## Objective
Repeat the entire listing exactly as written.
BEGIN Record extracts
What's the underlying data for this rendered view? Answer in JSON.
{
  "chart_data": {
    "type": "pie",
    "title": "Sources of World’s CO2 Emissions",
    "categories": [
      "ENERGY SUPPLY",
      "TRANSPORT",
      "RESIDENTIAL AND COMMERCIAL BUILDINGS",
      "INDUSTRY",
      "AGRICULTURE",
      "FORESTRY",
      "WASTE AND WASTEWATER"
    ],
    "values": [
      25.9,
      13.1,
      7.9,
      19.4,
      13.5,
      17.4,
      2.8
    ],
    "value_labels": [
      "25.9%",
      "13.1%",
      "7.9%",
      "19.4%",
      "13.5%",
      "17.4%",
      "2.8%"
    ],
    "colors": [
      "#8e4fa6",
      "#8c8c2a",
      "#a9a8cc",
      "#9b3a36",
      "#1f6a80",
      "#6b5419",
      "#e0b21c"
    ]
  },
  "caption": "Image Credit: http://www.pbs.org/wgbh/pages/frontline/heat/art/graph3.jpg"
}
END Record extracts
## Solution to the problem
What's the underlying data for this rendered view? Answer in JSON.
{
  "chart_data": {
    "type": "pie",
    "title": "Sources of World’s CO2 Emissions",
    "categories": [
      "ENERGY SUPPLY",
      "TRANSPORT",
      "RESIDENTIAL AND COMMERCIAL BUILDINGS",
      "INDUSTRY",
      "AGRICULTURE",
      "FORESTRY",
      "WASTE AND WASTEWATER"
    ],
    "values": [
      25.9,
      13.1,
      7.9,
      19.4,
      13.5,
      17.4,
      2.8
    ],
    "value_labels": [
      "25.9%",
      "13.1%",
      "7.9%",
      "19.4%",
      "13.5%",
      "17.4%",
      "2.8%"
    ],
    "colors": [
      "#8e4fa6",
      "#8c8c2a",
      "#a9a8cc",
      "#9b3a36",
      "#1f6a80",
      "#6b5419",
      "#e0b21c"
    ]
  },
  "caption": "Image Credit: http://www.pbs.org/wgbh/pages/frontline/heat/art/graph3.jpg"
}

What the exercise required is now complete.